* Given records
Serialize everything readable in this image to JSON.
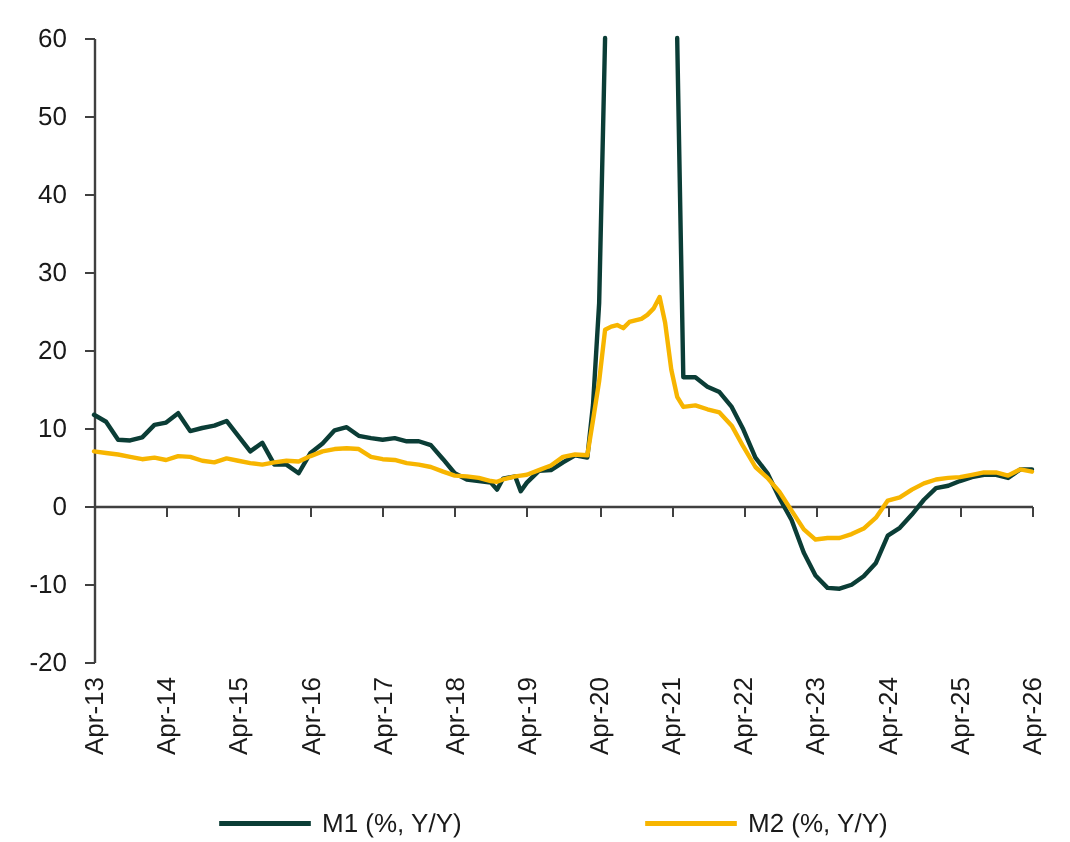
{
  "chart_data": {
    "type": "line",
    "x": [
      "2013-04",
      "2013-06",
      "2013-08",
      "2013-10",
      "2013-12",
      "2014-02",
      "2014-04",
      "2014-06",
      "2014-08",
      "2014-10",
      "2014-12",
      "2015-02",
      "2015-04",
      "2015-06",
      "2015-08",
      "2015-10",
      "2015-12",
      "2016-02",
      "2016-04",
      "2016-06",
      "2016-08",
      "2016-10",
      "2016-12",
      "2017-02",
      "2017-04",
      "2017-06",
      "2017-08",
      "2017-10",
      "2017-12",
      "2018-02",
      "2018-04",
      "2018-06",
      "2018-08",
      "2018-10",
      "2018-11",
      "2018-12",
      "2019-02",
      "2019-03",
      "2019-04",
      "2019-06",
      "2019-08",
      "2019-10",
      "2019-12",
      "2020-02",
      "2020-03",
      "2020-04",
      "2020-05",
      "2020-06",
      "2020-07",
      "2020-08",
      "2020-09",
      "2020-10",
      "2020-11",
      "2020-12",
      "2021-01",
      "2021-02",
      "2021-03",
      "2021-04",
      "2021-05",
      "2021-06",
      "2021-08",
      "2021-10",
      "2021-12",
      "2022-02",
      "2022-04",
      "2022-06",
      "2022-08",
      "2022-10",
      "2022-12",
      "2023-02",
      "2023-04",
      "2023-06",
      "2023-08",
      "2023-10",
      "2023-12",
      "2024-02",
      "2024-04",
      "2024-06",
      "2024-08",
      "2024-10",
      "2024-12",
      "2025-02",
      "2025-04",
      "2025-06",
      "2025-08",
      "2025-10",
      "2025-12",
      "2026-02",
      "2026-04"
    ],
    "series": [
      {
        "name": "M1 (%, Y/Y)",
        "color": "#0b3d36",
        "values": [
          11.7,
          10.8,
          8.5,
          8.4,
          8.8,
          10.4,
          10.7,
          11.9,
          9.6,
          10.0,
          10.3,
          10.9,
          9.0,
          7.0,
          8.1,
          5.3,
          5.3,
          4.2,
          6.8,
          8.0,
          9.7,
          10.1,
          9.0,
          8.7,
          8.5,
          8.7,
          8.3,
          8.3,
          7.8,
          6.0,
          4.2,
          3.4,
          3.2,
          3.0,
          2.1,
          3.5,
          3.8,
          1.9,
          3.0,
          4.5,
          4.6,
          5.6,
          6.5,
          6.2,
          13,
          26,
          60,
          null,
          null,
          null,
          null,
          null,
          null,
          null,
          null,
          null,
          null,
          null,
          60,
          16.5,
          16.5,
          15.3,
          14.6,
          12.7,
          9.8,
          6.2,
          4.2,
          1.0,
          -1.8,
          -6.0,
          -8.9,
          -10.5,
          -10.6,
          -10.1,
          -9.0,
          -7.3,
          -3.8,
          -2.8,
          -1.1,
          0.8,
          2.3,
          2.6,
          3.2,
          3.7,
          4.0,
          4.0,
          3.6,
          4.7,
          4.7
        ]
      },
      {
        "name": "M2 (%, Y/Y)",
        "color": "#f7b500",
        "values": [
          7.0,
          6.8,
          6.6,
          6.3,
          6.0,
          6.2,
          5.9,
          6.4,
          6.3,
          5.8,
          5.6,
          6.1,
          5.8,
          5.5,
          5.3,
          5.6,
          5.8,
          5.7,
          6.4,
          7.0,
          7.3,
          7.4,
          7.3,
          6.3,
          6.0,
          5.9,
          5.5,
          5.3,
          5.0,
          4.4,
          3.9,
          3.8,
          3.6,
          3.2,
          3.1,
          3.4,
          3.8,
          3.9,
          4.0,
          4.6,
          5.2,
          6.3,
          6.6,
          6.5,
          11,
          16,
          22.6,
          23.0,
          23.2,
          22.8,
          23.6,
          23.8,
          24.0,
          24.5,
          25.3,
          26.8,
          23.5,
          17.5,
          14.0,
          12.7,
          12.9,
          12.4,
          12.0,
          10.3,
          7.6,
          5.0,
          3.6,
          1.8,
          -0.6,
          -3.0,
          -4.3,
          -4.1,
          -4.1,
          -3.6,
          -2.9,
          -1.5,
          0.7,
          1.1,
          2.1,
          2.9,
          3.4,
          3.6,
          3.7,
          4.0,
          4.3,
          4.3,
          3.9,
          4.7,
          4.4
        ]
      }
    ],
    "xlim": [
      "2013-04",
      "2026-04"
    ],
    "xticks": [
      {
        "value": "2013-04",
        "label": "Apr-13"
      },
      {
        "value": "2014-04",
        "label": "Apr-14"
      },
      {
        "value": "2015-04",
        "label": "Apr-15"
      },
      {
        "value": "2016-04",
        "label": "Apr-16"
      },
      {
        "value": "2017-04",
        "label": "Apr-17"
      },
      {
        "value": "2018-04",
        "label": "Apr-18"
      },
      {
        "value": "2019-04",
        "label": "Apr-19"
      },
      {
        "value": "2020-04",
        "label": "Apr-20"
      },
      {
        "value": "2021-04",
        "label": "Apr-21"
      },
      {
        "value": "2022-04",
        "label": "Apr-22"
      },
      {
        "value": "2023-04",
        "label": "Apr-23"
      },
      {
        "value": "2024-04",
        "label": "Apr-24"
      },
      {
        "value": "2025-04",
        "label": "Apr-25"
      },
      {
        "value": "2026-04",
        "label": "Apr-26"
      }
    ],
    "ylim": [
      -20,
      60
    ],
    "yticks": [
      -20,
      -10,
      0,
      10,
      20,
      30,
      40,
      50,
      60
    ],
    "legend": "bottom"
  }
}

* * *

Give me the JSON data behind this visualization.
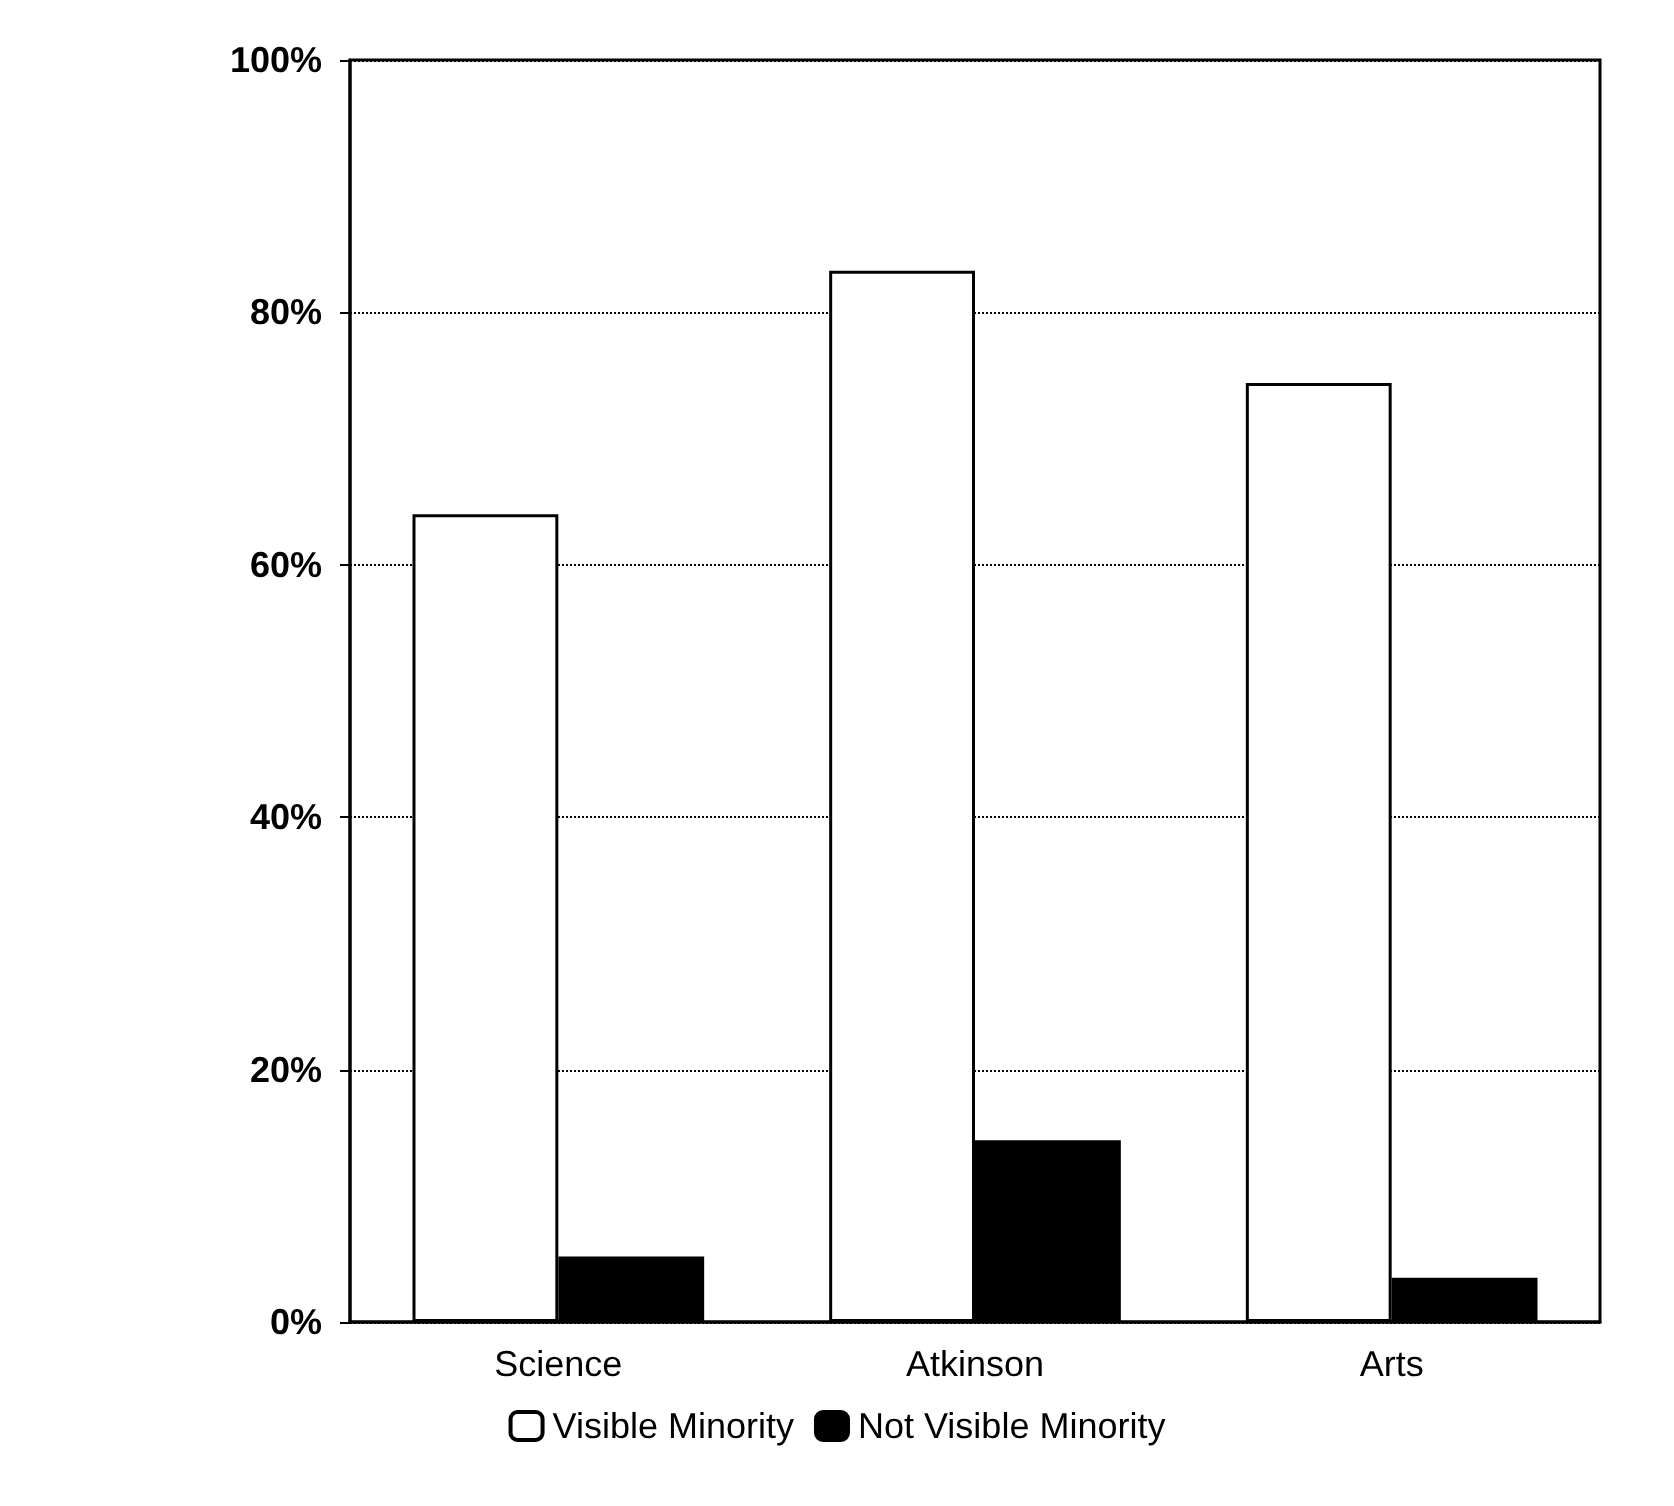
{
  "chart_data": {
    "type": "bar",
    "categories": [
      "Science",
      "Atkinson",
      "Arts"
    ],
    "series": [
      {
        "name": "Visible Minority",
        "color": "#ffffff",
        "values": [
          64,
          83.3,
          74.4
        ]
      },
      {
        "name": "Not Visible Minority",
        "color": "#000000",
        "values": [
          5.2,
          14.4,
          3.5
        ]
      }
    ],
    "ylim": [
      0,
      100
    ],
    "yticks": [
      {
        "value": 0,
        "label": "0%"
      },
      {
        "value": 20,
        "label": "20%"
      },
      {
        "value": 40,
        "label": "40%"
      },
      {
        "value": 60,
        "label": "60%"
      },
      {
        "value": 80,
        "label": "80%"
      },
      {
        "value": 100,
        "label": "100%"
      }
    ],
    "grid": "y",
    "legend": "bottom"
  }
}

* Problem statement
Report how many lines of the preceding records include "Minority". Output the number only.

* Answer in full
2